Text
------------------------------------------------------------------------

Last week at the gym Caroline (my trainer, I'm not just talking to myself) convinced me to have a go at a spinning class. I've not done any kind of cyling before, let alone spinning but I've heard all the rumours of how tough it could be.
So, feeling brave, I took the plunge and turned up Friday night for the class. I got on the bike and wow, that was one hard seat! We're talking seriously uncomfortable. It felt like I was sitting on a piece of wood! I squirmed around a bit trying to get comfy but I just couldn't. After about five minutes I was just about ready to give up but of course the thing about spinning is that its not a solo activity - its a group thing with somebody running the session and encouraging everybody. Maria, who was running this session, knew it was my first time and at that moment she said to me "Caroline, I think you'll do great, you'll be able to get through this". So of course, I couldn't quit then could I?

------------------------------------------------------------------------

Data extract
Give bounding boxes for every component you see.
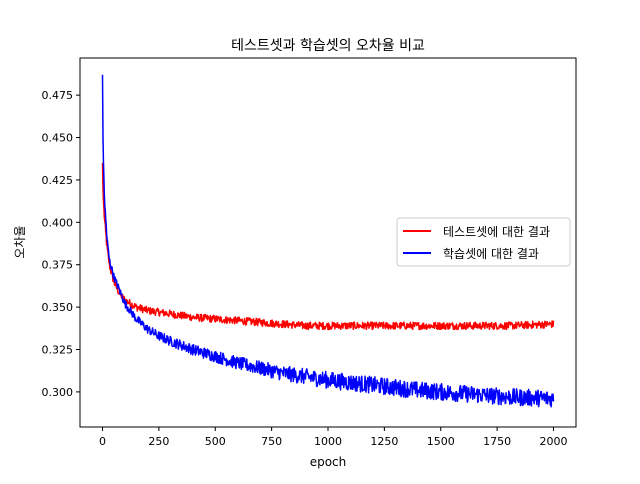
y-axis: 0.300 0.325 0.350 0.375 0.400 0.425 0.450 0.475 <box>42 89 80 399</box>
x-tick-label: 500 <box>205 435 226 448</box>
legend: 테스트셋에 대한 결과 학습셋에 대한 결과 <box>396 217 571 267</box>
plot-area <box>101 74 555 408</box>
x-tick-label: 2000 <box>539 435 567 448</box>
y-tick-label: 0.450 <box>42 132 74 145</box>
x-tick-label: 750 <box>261 435 282 448</box>
y-tick-label: 0.400 <box>42 216 74 229</box>
series-line-test <box>101 162 555 331</box>
legend-label-test: 테스트셋에 대한 결과 <box>443 225 550 239</box>
x-axis: 0 250 500 750 1000 1250 1500 1750 2000 <box>99 427 567 448</box>
y-tick-label: 0.350 <box>42 301 74 314</box>
legend-box <box>396 217 571 267</box>
series-line-train <box>101 74 555 408</box>
y-tick-label: 0.425 <box>42 174 74 187</box>
x-tick-label: 250 <box>148 435 169 448</box>
y-tick-label: 0.475 <box>42 89 74 102</box>
y-tick-label: 0.375 <box>42 259 74 272</box>
y-axis-label: 오차율 <box>13 225 27 258</box>
y-tick-label: 0.300 <box>42 386 74 399</box>
x-tick-label: 1250 <box>370 435 398 448</box>
legend-label-train: 학습셋에 대한 결과 <box>443 247 539 261</box>
chart-title: 테스트셋과 학습셋의 오차율 비교 <box>231 38 425 54</box>
x-tick-label: 1000 <box>314 435 342 448</box>
x-axis-label: epoch <box>310 455 347 469</box>
y-tick-label: 0.325 <box>42 344 74 357</box>
x-tick-label: 1750 <box>483 435 511 448</box>
x-tick-label: 0 <box>99 435 106 448</box>
x-tick-label: 1500 <box>427 435 455 448</box>
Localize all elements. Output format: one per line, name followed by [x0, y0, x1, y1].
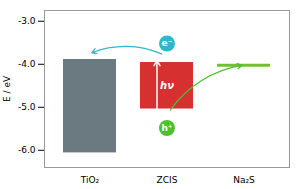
svg-text:E / eV: E / eV [2, 75, 12, 102]
svg-text:-3.0: -3.0 [18, 16, 36, 26]
svg-text:h⁺: h⁺ [161, 123, 172, 133]
svg-text:e⁻: e⁻ [162, 38, 173, 48]
svg-text:Na₂S: Na₂S [233, 175, 255, 185]
svg-text:-6.0: -6.0 [18, 145, 36, 155]
svg-text:-5.0: -5.0 [18, 102, 36, 112]
svg-text:TiO₂: TiO₂ [80, 175, 100, 185]
svg-text:hν: hν [160, 80, 174, 91]
svg-text:ZCIS: ZCIS [157, 175, 178, 185]
svg-text:-4.0: -4.0 [18, 59, 36, 69]
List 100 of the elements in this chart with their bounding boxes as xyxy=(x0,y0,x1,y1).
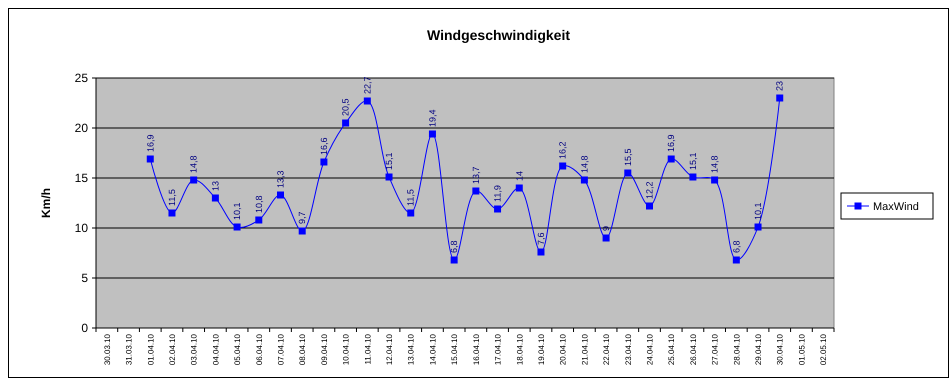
chart-title: Windgeschwindigkeit xyxy=(427,27,570,43)
x-tick-label: 03.04.10 xyxy=(190,333,199,366)
point xyxy=(624,170,632,176)
x-tick-label: 06.04.10 xyxy=(254,333,264,366)
data-label: 11,5 xyxy=(166,189,177,206)
data-label: 16,9 xyxy=(145,134,156,152)
x-tick-label: 28.04.10 xyxy=(732,333,742,366)
x-tick-label: 01.04.10 xyxy=(146,333,156,366)
x-tick-label: 21.04.10 xyxy=(580,333,590,366)
point xyxy=(494,206,502,212)
y-tick-label: 25 xyxy=(74,71,88,86)
point xyxy=(190,176,198,184)
point xyxy=(580,176,588,184)
x-tick-label: 11.04.10 xyxy=(363,333,372,365)
point xyxy=(646,202,653,210)
x-tick-label: 04.04.10 xyxy=(211,333,220,366)
point xyxy=(516,184,523,192)
x-tick-label: 27.04.10 xyxy=(710,333,720,366)
data-label: 23 xyxy=(774,80,785,91)
x-tick-label: 10.04.10 xyxy=(342,333,351,366)
point xyxy=(364,98,371,104)
point xyxy=(472,188,480,194)
data-label: 14,8 xyxy=(579,155,590,173)
point xyxy=(146,156,154,162)
x-tick-label: 30.04.10 xyxy=(776,333,785,366)
x-tick-label: 14.04.10 xyxy=(428,333,438,366)
data-label: 10,1 xyxy=(753,202,764,220)
data-label: 15,1 xyxy=(384,152,394,170)
point xyxy=(342,120,350,126)
x-tick-label: 18.04.10 xyxy=(515,333,524,366)
x-tick-label: 08.04.10 xyxy=(298,333,308,366)
data-label: 10,8 xyxy=(254,195,264,213)
y-axis-title: Km/h xyxy=(39,188,53,218)
x-tick-label: 22.04.10 xyxy=(602,333,612,366)
y-tick-label: 20 xyxy=(74,121,88,136)
data-label: 9 xyxy=(601,226,612,231)
data-label: 15,1 xyxy=(688,152,698,170)
data-label: 19,4 xyxy=(427,109,438,127)
point xyxy=(602,234,610,242)
point xyxy=(450,256,458,264)
x-tick-label: 23.04.10 xyxy=(624,333,633,366)
point xyxy=(537,248,544,256)
y-tick-label: 0 xyxy=(81,321,88,336)
data-label: 14,8 xyxy=(188,155,199,173)
data-label: 13 xyxy=(210,180,220,191)
data-label: 10,1 xyxy=(232,202,242,220)
x-tick-label: 19.04.10 xyxy=(536,333,546,366)
y-tick-label: 10 xyxy=(74,221,88,236)
x-tick-label: 16.04.10 xyxy=(472,333,481,366)
point xyxy=(277,192,284,198)
data-label: 9,7 xyxy=(297,211,308,224)
data-label: 11,9 xyxy=(492,185,503,202)
point xyxy=(212,194,219,202)
x-tick-label: 05.04.10 xyxy=(233,333,242,366)
point xyxy=(776,94,784,102)
legend-label: MaxWind xyxy=(873,200,919,213)
data-label: 11,5 xyxy=(406,189,416,206)
data-label: 13,7 xyxy=(470,166,481,184)
data-label: 14,8 xyxy=(710,155,720,173)
point xyxy=(234,224,241,230)
point xyxy=(559,162,566,170)
x-tick-label: 31.03.10 xyxy=(124,333,134,366)
point xyxy=(298,228,306,234)
x-tick-label: 26.04.10 xyxy=(688,333,698,366)
x-tick-label: 29.04.10 xyxy=(754,333,764,366)
data-label: 22,7 xyxy=(362,76,372,94)
data-label: 14 xyxy=(514,170,524,181)
x-tick-label: 30.03.10 xyxy=(102,333,112,366)
data-label: 20,5 xyxy=(340,98,351,116)
point xyxy=(732,256,740,264)
data-label: 6,8 xyxy=(449,240,460,253)
data-label: 16,6 xyxy=(318,137,329,155)
data-label: 16,9 xyxy=(666,134,676,152)
data-label: 7,6 xyxy=(536,232,546,245)
point xyxy=(386,174,393,180)
point xyxy=(428,130,436,138)
x-tick-label: 09.04.10 xyxy=(320,333,329,366)
point xyxy=(320,158,328,166)
point xyxy=(711,176,718,184)
x-tick-label: 02.04.10 xyxy=(168,333,177,366)
y-tick-label: 15 xyxy=(74,171,88,186)
data-label: 13,3 xyxy=(276,170,286,188)
x-tick-label: 24.04.10 xyxy=(646,333,654,366)
data-label: 16,2 xyxy=(558,141,568,159)
data-label: 15,5 xyxy=(622,148,633,166)
x-tick-label: 01.05.10 xyxy=(797,333,806,366)
y-tick-label: 5 xyxy=(81,271,88,286)
point xyxy=(689,174,696,180)
point xyxy=(407,210,414,216)
point xyxy=(255,216,262,224)
x-tick-label: 02.05.10 xyxy=(819,333,828,366)
data-label: 6,8 xyxy=(731,240,742,253)
point xyxy=(168,210,176,216)
x-tick-label: 15.04.10 xyxy=(450,333,460,366)
point xyxy=(754,224,762,230)
x-tick-label: 07.04.10 xyxy=(276,333,286,366)
point xyxy=(668,156,675,162)
x-tick-label: 20.04.10 xyxy=(558,333,568,366)
x-tick-label: 17.04.10 xyxy=(494,333,503,366)
x-tick-label: 25.04.10 xyxy=(667,333,676,366)
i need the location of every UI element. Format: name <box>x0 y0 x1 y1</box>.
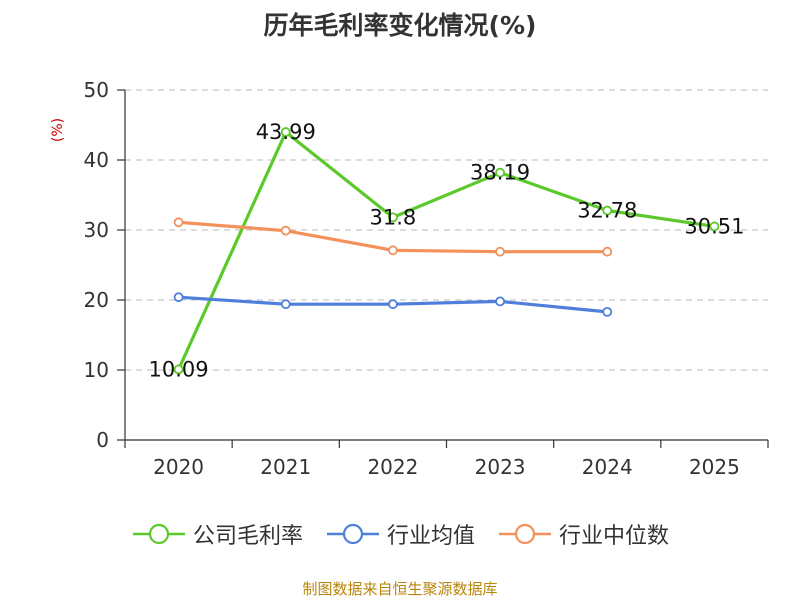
legend-label: 公司毛利率 <box>192 524 303 549</box>
x-tick-label: 2022 <box>367 455 418 479</box>
y-tick-label: 0 <box>96 428 109 452</box>
data-label: 38.19 <box>470 161 530 185</box>
data-point <box>173 217 184 228</box>
y-tick-label: 10 <box>84 358 109 382</box>
data-point <box>388 299 398 310</box>
legend-item-1[interactable]: 行业均值 <box>325 518 475 550</box>
data-label: 32.78 <box>577 199 637 223</box>
data-point <box>280 299 291 310</box>
data-point <box>388 245 398 256</box>
data-point <box>495 296 505 307</box>
data-point <box>280 127 291 137</box>
data-point <box>495 246 505 257</box>
series-line-0 <box>177 130 715 371</box>
legend-label: 行业中位数 <box>559 524 670 549</box>
x-tick-label: 2024 <box>582 455 633 479</box>
x-tick-label: 2025 <box>689 455 740 479</box>
legend-marker <box>499 523 551 545</box>
data-point <box>173 292 184 303</box>
source-note: 制图数据来自恒生聚源数据库 <box>302 580 498 598</box>
legend-marker <box>132 523 185 545</box>
x-tick-label: 2020 <box>153 455 204 479</box>
y-tick-label: 30 <box>84 218 109 242</box>
data-label: 10.09 <box>149 357 209 381</box>
legend-item-2[interactable]: 行业中位数 <box>497 518 669 550</box>
legend-label: 行业均值 <box>386 524 475 549</box>
data-point <box>602 306 613 317</box>
x-tick-label: 2023 <box>475 455 526 479</box>
data-point <box>709 221 720 232</box>
legend-item-0[interactable]: 公司毛利率 <box>131 518 303 550</box>
legend: 公司毛利率 行业均值 行业中位数 <box>0 518 800 550</box>
chart-title: 历年毛利率变化情况(%) <box>263 11 537 40</box>
x-tick-label: 2021 <box>260 455 311 479</box>
data-point <box>602 205 613 216</box>
data-label: 31.8 <box>370 205 417 229</box>
data-label: 30.51 <box>684 214 744 238</box>
legend-marker <box>326 523 379 545</box>
y-tick-label: 50 <box>84 78 109 102</box>
y-tick-label: 20 <box>84 288 109 312</box>
data-point <box>280 225 291 236</box>
data-point <box>388 212 398 223</box>
data-point <box>602 246 613 257</box>
unit-label: (%) <box>50 118 66 142</box>
data-point <box>495 167 505 178</box>
axes: 0 10 20 30 40 50 2020 2021 2022 2023 2024 2025 (%) <box>50 78 769 479</box>
data-labels: 10.09 43.99 31.8 38.19 32.78 30.51 <box>149 120 745 381</box>
data-label: 43.99 <box>256 120 316 144</box>
grid-lines <box>125 89 768 371</box>
y-tick-label: 40 <box>84 148 109 172</box>
series-lines <box>173 127 720 375</box>
data-point <box>173 364 184 375</box>
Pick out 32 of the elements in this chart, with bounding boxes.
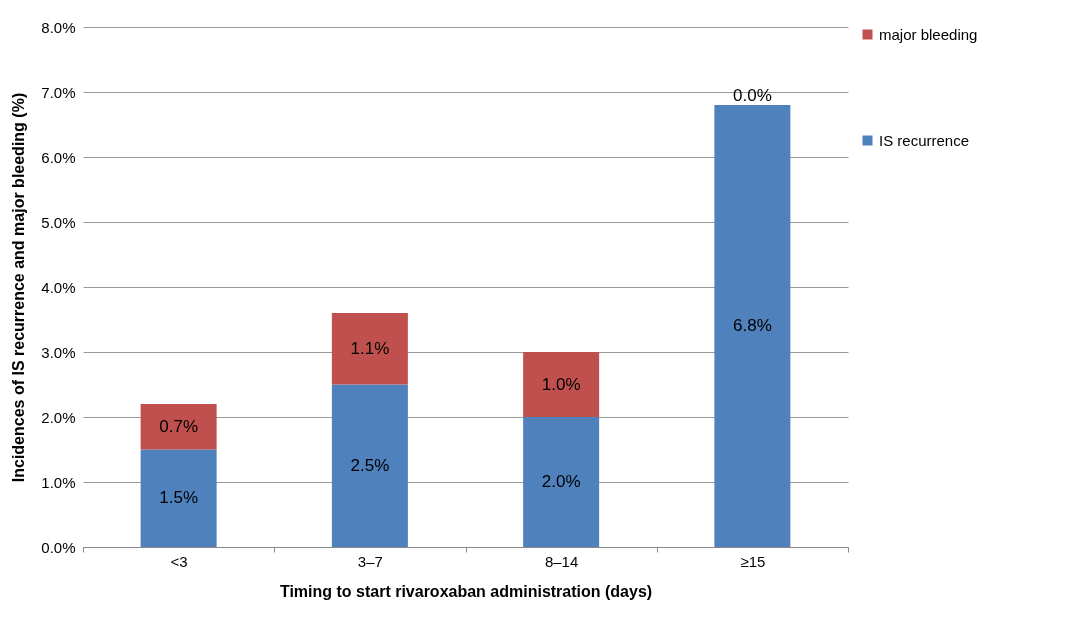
bar [714, 105, 791, 547]
x-tick-label: ≥15 [740, 552, 766, 570]
data-label: 1.0% [541, 374, 581, 394]
y-tick-label: 1.0% [41, 473, 76, 491]
bar [331, 384, 408, 547]
y-tick-label: 6.0% [41, 148, 76, 166]
data-label: 6.8% [733, 316, 772, 335]
data-label: 2.5% [350, 455, 390, 475]
y-tick-label: 7.0% [41, 83, 76, 101]
bar [523, 352, 600, 417]
y-tick-label: 3.0% [41, 343, 76, 361]
data-label: 0.7% [159, 416, 198, 436]
legend-label: major bleeding [879, 25, 978, 43]
y-tick-label: 2.0% [41, 408, 76, 426]
y-axis-title: Incidences of IS recurrence and major bleeding (%) [10, 92, 28, 483]
data-label: 2.0% [541, 472, 581, 491]
bar [140, 449, 217, 547]
y-tick-label: 0.0% [41, 538, 76, 556]
x-tick-label: <3 [170, 552, 188, 570]
x-tick-label: 3–7 [357, 552, 383, 570]
y-tick-label: 8.0% [41, 18, 76, 36]
y-tick-label: 4.0% [41, 278, 76, 296]
data-label: 0.0% [733, 86, 772, 105]
legend-label: IS recurrence [879, 131, 970, 149]
y-tick-label: 5.0% [41, 213, 76, 231]
data-label: 1.1% [350, 338, 390, 358]
bar [331, 313, 408, 385]
x-tick-label: 8–14 [544, 552, 579, 570]
bar [140, 404, 217, 450]
x-axis-title: Timing to start rivaroxaban administration (days) [279, 582, 653, 600]
bar [523, 417, 600, 547]
data-label: 1.5% [159, 488, 198, 508]
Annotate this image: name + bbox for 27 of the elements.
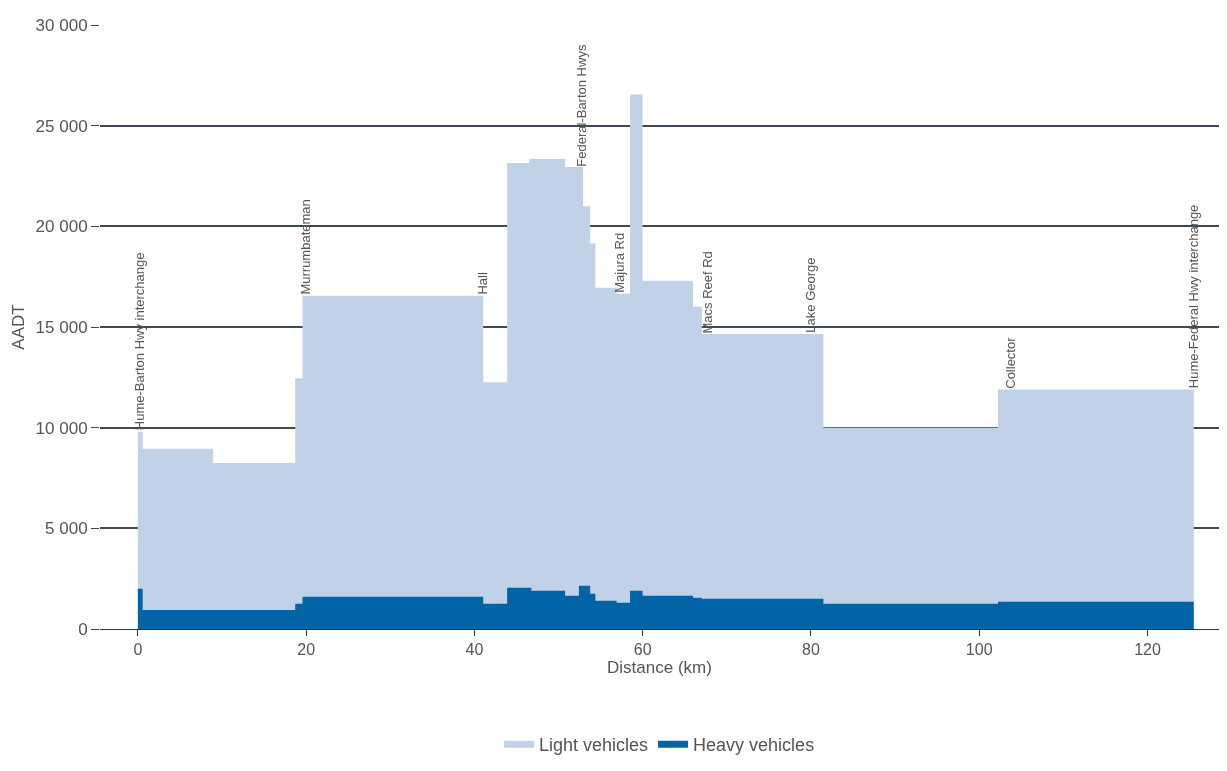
legend-label: Light vehicles bbox=[539, 734, 649, 755]
annotation: Majura Rd bbox=[612, 232, 628, 293]
y-axis-title: AADT bbox=[9, 304, 29, 350]
x-axis-title: Distance (km) bbox=[607, 658, 712, 678]
annotation: Federal-Barton Hwys bbox=[573, 44, 589, 167]
annotation: Macs Reef Rd bbox=[700, 251, 716, 334]
y-tick-label: 15 000 bbox=[35, 317, 88, 337]
y-tick-label: 25 000 bbox=[35, 116, 88, 136]
x-tick-label: 20 bbox=[297, 641, 316, 659]
y-tick-label: 10 000 bbox=[35, 418, 88, 438]
annotation: Collector bbox=[1002, 336, 1018, 389]
y-tick-label: 30 000 bbox=[35, 15, 88, 35]
x-tick-label: 40 bbox=[465, 641, 484, 659]
annotation: Lake George bbox=[802, 257, 818, 333]
x-tick-label: 80 bbox=[802, 641, 820, 659]
annotation: Murrumbateman bbox=[297, 199, 313, 295]
annotation: Hume-Barton Hwy interchange bbox=[131, 252, 147, 431]
x-tick-label: 120 bbox=[1134, 641, 1161, 659]
x-tick-label: 100 bbox=[965, 641, 993, 659]
x-tick-label: 60 bbox=[633, 641, 652, 659]
annotation: Hall bbox=[474, 272, 490, 295]
y-tick-label: 20 000 bbox=[35, 217, 88, 237]
y-tick-label: 5 000 bbox=[45, 519, 88, 539]
x-tick-label: 0 bbox=[133, 641, 143, 659]
annotation: Hume-Federal Hwy interchange bbox=[1186, 204, 1202, 389]
legend-label: Heavy vehicles bbox=[693, 734, 815, 755]
y-tick-label: 0 bbox=[78, 619, 88, 639]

------------------------------------------------------------------------

Required tasks
**A.** In the spinning story, rewrite the part starting with "Last week at" and going on through "it could be.", swapping "gym" for "fitness center".
**B.** Please finish out the next part of the spinning story, picking up right after its last sentence.
The records come from a separate source.

Outputs
**A.**
Last week at the fitness center Caroline (my trainer, I'm not just talking to myself) convinced me to have a go at a spinning class. I've not done any kind of cyling before, let alone spinning but I've heard all the rumours of how tough it could be.

**B.**
For some of the session we stand up on the bike, lean forward and drive more with the legs. This makes the legs burn more and pumps up the heart rate but for me this was welcome releif from the pain in my a***!
About half way though I was going to quit again but Maria must have seen the look in my eye or something because she managed to come out with another comment that kinda forced me to stck with it. Well I did - I managed 45 minutes on that torture device. Never again!
Seriously, after a workout I expect my legs to ache, or my back to ache perhaps and after weight training then all sorts of things ache. What I do not expect is to spend the entire weekend nursing my seriously bruised nether regions and having to sit on extra cushions! I thought I had enough padding of my own down there but I guess not!
My second new experience of the weekend came Saturday night when I went round to some friends for a BBQ. One of my friends is a physiotherapist and she's just completed a course on accupuncture so of course she wanted to test out her new skills on everybody!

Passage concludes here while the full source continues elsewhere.